* OBJECTIVE
Exactly as written, quote every line that follows, skipping the images.

* DATA TO PROCESS
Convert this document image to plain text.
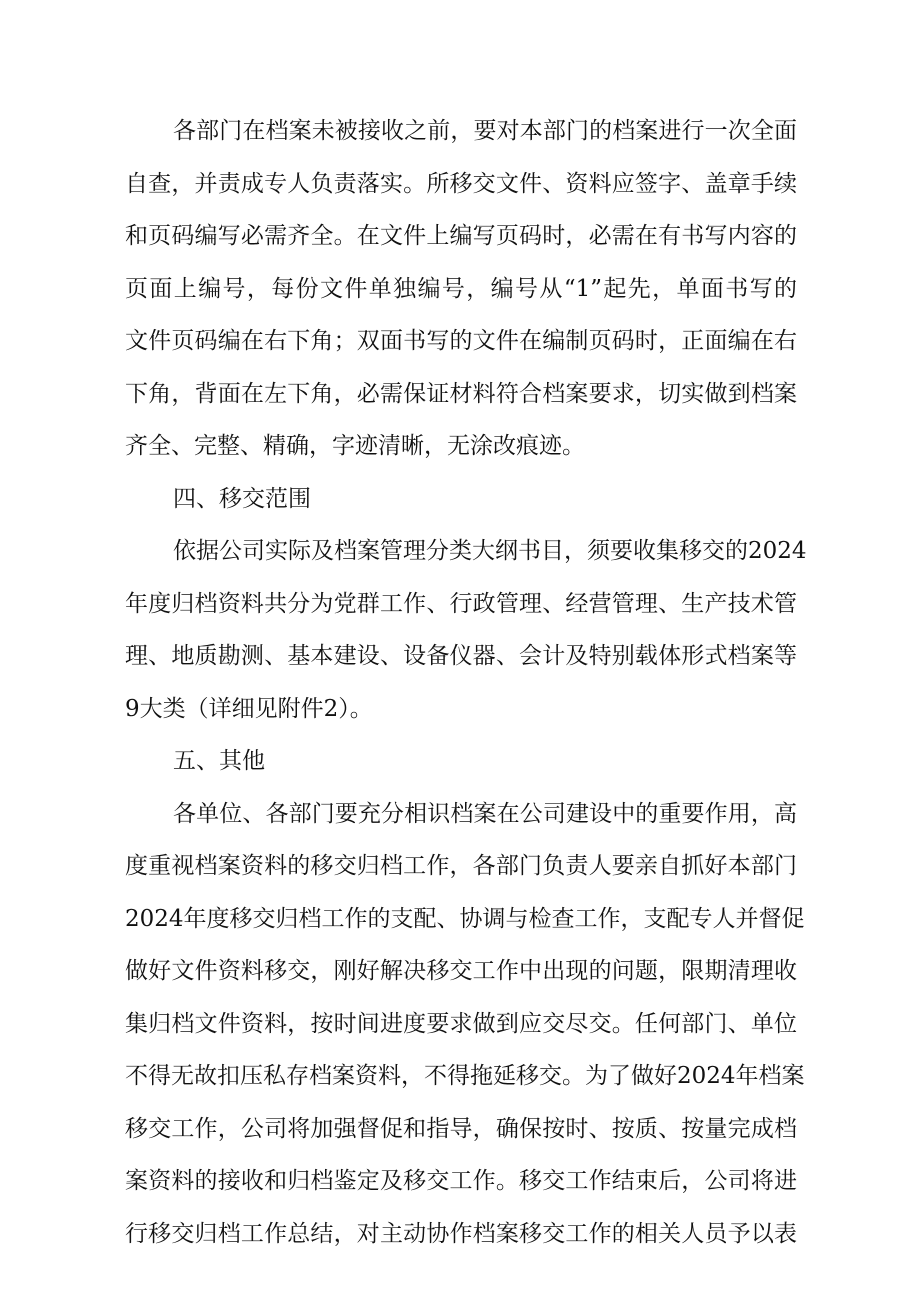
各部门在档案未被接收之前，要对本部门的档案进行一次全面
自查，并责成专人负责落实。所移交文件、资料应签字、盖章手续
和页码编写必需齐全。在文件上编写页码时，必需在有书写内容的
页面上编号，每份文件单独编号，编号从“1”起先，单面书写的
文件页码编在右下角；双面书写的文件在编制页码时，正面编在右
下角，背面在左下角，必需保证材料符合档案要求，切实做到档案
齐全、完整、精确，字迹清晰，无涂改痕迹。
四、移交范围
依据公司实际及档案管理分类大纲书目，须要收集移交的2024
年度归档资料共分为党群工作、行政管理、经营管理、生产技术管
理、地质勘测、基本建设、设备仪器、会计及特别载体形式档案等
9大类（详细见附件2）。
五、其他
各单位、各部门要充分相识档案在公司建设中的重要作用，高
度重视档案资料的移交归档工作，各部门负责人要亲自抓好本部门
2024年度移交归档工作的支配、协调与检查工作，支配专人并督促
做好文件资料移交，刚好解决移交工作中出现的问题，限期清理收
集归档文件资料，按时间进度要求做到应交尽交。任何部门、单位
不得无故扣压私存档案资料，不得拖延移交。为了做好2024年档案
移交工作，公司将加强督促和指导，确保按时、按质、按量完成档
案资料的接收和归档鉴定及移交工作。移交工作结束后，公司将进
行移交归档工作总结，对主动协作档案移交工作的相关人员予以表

* SOLUTION TO THE PROBLEM
Convert this document image to plain text.
各部门在档案未被接收之前，要对本部门的档案进行一次全面
自查，并责成专人负责落实。所移交文件、资料应签字、盖章手续
和页码编写必需齐全。在文件上编写页码时，必需在有书写内容的
页面上编号，每份文件单独编号，编号从“1”起先，单面书写的
文件页码编在右下角；双面书写的文件在编制页码时，正面编在右
下角，背面在左下角，必需保证材料符合档案要求，切实做到档案
齐全、完整、精确，字迹清晰，无涂改痕迹。
四、移交范围
依据公司实际及档案管理分类大纲书目，须要收集移交的2024
年度归档资料共分为党群工作、行政管理、经营管理、生产技术管
理、地质勘测、基本建设、设备仪器、会计及特别载体形式档案等
9大类（详细见附件2）。
五、其他
各单位、各部门要充分相识档案在公司建设中的重要作用，高
度重视档案资料的移交归档工作，各部门负责人要亲自抓好本部门
2024年度移交归档工作的支配、协调与检查工作，支配专人并督促
做好文件资料移交，刚好解决移交工作中出现的问题，限期清理收
集归档文件资料，按时间进度要求做到应交尽交。任何部门、单位
不得无故扣压私存档案资料，不得拖延移交。为了做好2024年档案
移交工作，公司将加强督促和指导，确保按时、按质、按量完成档
案资料的接收和归档鉴定及移交工作。移交工作结束后，公司将进
行移交归档工作总结，对主动协作档案移交工作的相关人员予以表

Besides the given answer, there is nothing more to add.